(Recorded data)
☆ ☆ ☆ ☆ ☆

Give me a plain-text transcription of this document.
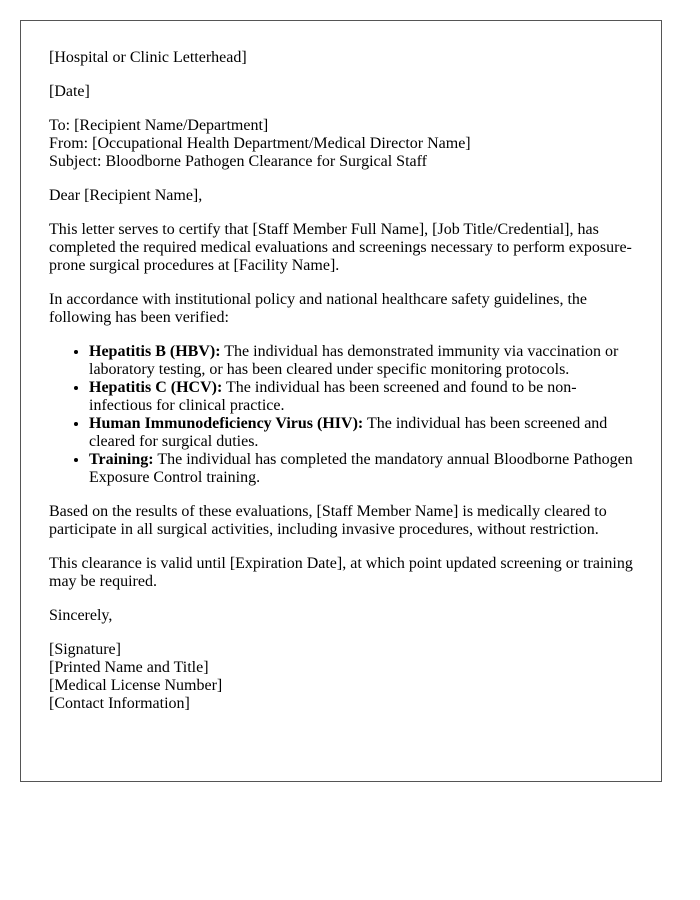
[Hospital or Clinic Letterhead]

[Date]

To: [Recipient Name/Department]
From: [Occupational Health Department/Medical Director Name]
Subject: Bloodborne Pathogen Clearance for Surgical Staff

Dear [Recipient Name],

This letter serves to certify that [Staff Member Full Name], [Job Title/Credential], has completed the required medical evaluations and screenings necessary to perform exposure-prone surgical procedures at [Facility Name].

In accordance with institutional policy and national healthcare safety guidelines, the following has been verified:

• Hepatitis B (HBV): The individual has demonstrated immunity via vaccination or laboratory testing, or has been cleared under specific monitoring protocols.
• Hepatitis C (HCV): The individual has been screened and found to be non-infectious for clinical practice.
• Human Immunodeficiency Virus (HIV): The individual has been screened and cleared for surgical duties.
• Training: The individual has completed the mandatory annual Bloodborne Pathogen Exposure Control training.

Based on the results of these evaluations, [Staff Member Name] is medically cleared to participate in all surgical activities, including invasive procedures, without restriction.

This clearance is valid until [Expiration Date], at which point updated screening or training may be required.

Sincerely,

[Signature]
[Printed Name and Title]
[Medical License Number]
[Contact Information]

☆ ☆ ☆ ☆ ☆

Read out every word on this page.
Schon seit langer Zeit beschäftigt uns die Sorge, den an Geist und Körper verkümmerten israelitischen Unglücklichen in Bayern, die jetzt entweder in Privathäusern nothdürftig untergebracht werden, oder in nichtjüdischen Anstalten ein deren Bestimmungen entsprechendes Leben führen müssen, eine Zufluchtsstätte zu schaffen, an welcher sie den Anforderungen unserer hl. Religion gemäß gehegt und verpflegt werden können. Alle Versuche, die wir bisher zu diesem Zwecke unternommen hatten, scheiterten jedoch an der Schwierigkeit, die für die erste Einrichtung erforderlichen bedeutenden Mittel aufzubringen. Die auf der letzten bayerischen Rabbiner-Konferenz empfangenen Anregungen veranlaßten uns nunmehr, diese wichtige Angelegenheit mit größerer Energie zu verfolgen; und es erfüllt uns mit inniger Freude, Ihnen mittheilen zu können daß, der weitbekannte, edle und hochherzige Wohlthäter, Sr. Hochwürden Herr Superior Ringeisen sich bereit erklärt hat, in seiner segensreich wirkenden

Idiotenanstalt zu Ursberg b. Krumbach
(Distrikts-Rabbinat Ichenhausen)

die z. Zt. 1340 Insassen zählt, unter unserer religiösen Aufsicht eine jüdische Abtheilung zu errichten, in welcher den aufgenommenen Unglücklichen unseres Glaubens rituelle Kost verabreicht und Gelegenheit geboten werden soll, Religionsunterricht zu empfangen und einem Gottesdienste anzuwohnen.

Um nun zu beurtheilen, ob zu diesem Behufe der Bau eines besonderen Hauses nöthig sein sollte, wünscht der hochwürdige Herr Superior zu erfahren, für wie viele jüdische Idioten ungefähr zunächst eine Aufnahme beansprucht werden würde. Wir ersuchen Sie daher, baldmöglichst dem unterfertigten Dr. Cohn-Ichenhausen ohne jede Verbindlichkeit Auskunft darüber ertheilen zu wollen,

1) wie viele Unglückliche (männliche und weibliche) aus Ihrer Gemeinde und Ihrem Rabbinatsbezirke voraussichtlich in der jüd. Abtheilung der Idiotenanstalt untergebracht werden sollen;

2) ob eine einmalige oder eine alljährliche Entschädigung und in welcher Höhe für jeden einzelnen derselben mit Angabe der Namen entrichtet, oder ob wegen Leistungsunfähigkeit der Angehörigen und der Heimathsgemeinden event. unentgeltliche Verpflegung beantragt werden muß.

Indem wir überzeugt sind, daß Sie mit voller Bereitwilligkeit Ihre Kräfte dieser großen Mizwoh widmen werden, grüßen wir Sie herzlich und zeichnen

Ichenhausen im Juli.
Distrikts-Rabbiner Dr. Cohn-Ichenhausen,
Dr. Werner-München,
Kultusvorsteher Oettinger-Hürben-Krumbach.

☆ ☆ ☆ ☆ ☆

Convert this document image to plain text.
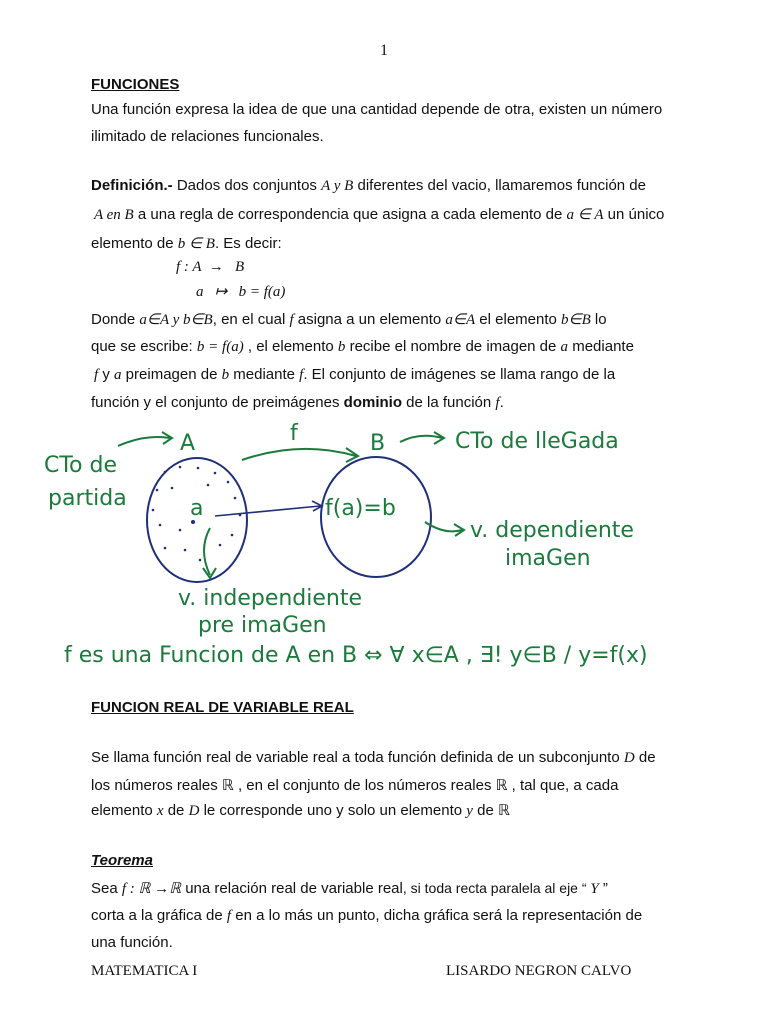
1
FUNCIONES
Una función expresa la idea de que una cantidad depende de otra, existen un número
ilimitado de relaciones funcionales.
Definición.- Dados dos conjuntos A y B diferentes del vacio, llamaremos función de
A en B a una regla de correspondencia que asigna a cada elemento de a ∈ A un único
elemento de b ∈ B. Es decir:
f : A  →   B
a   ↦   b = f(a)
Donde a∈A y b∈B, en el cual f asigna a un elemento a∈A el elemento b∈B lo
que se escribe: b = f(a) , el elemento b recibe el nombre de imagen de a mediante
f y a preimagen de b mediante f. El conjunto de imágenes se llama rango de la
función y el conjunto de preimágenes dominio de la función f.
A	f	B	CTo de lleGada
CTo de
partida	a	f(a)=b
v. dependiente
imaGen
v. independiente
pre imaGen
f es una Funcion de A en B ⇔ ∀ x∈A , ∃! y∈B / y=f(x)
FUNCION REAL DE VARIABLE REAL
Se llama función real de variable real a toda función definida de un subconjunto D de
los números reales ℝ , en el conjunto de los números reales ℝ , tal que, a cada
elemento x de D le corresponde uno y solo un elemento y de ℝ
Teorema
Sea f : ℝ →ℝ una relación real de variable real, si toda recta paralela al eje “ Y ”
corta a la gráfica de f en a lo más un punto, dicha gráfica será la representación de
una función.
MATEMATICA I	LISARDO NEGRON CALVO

☆ ☆ ☆ ☆ ☆

*Task goal*
Give the number of lines in the entries above that include the word "función", and nothing more.

*Exercise response*
5